■ **The exercise**: List all lines in the material below that contain "this".

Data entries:
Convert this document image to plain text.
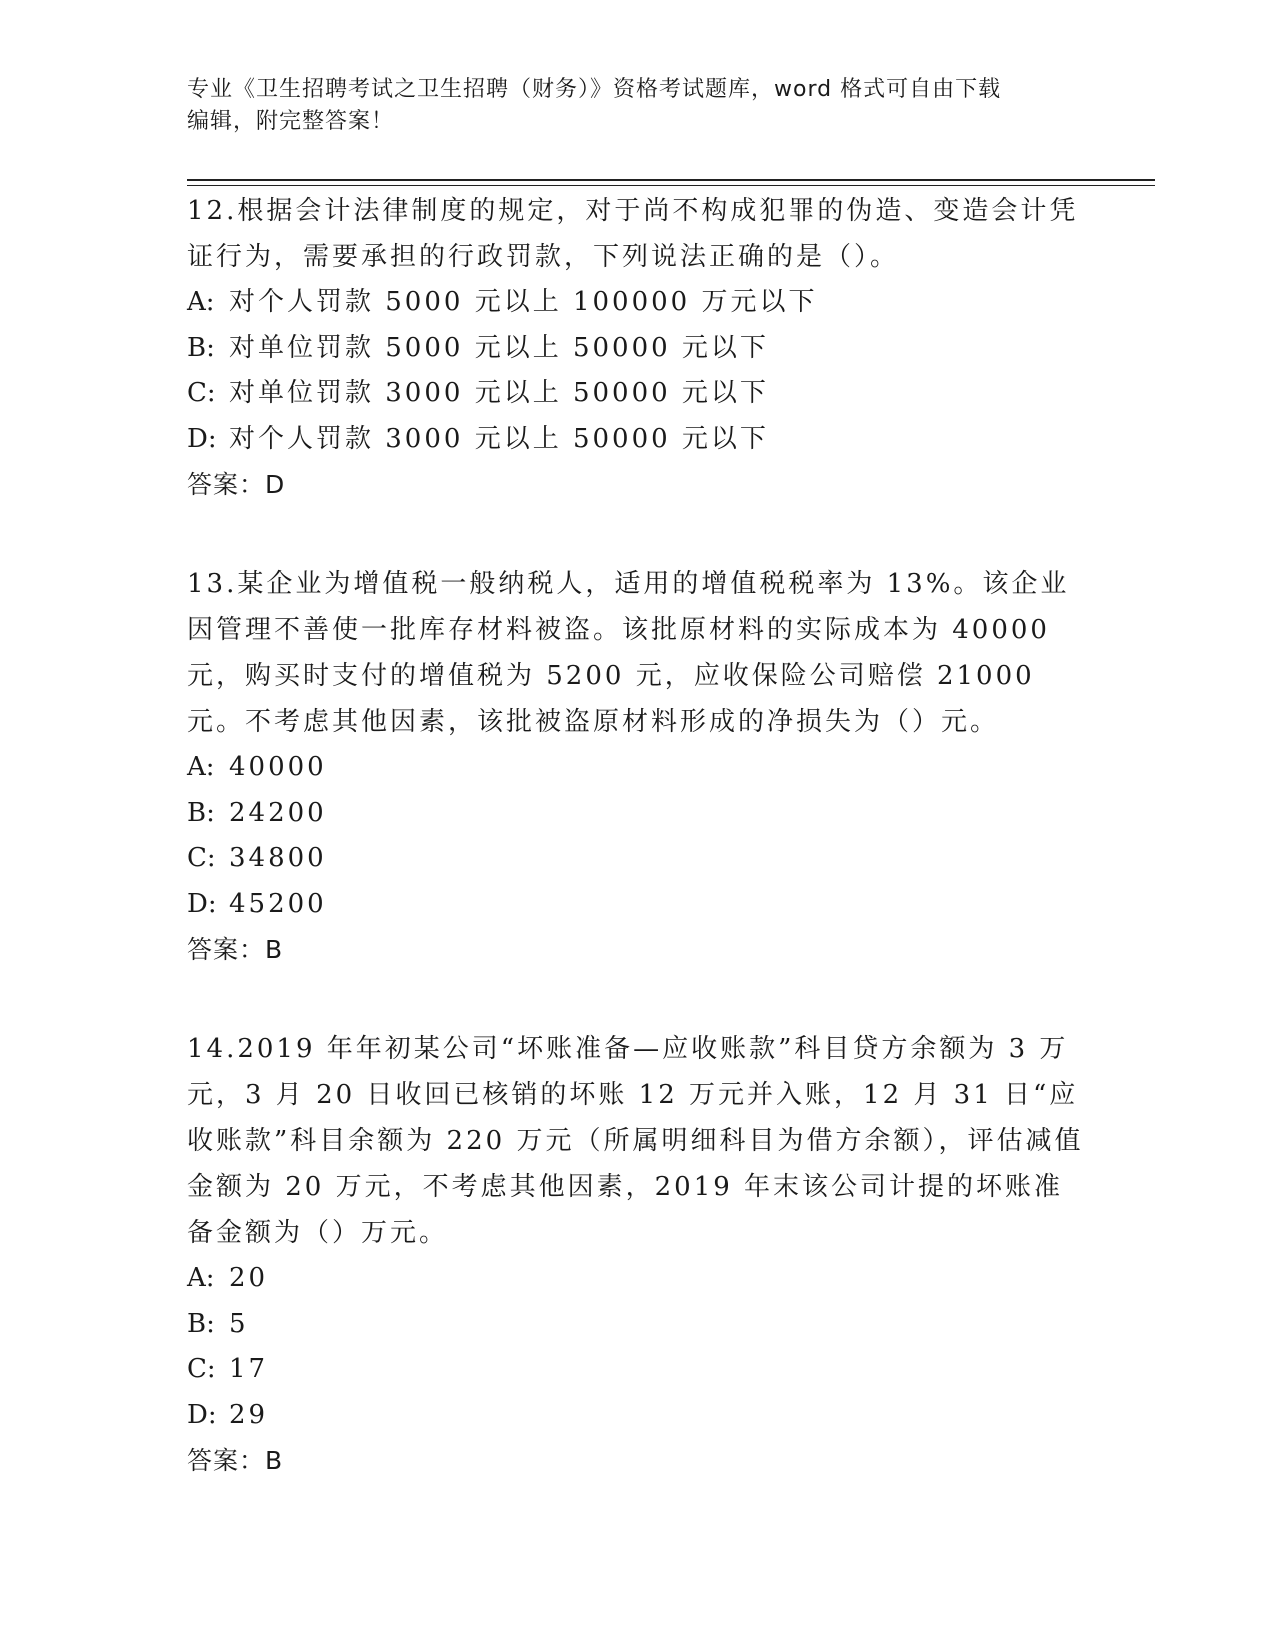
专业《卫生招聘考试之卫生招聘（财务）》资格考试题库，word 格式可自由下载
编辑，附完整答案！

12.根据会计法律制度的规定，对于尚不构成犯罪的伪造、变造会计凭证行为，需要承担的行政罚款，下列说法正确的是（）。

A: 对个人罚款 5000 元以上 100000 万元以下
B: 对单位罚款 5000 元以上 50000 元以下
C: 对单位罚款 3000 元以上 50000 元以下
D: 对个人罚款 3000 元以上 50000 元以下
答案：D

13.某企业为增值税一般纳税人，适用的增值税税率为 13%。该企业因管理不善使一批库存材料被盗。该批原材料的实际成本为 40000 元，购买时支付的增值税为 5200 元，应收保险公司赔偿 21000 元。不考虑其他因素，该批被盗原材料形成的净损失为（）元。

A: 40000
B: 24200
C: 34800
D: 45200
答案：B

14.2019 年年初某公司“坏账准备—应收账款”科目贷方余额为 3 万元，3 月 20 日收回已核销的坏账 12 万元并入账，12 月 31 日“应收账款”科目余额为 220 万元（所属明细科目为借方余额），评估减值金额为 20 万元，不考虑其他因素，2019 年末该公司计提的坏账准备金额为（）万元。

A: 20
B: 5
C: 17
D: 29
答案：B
* * *
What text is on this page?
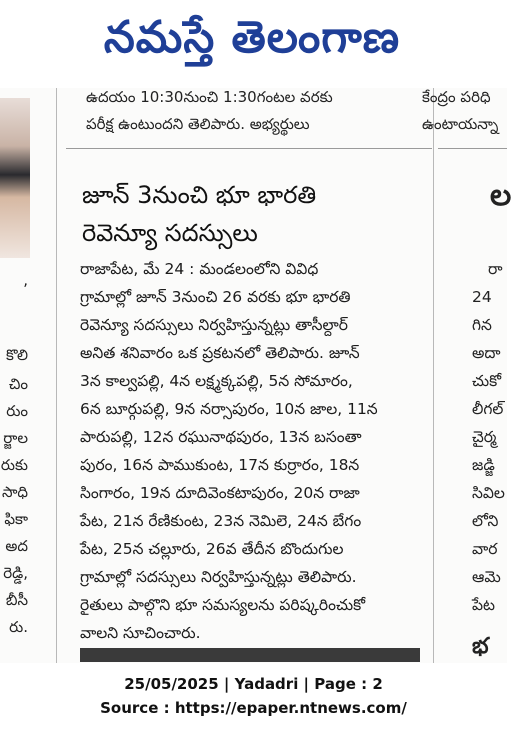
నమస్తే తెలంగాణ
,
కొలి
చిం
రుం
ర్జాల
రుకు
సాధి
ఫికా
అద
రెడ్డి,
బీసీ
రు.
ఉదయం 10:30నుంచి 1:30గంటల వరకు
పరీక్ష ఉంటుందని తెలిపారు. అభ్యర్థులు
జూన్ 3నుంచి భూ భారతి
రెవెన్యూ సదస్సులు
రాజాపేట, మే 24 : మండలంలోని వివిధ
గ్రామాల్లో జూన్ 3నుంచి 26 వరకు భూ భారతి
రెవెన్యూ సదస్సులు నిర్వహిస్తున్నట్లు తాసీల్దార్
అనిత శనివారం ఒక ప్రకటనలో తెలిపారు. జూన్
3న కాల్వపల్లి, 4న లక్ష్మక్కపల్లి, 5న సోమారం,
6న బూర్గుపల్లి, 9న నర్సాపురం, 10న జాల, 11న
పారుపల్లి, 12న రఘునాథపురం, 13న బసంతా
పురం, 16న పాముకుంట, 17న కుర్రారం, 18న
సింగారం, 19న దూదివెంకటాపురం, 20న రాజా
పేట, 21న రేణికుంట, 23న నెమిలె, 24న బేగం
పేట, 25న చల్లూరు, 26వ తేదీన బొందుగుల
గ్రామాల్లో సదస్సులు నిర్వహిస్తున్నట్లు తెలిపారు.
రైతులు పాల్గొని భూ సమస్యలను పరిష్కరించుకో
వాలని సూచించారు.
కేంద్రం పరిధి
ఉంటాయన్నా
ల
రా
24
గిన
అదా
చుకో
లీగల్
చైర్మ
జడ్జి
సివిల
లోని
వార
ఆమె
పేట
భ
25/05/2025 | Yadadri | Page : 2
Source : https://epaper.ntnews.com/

■ **Task answer**:
Convert this document image to plain text.
What text is on this page?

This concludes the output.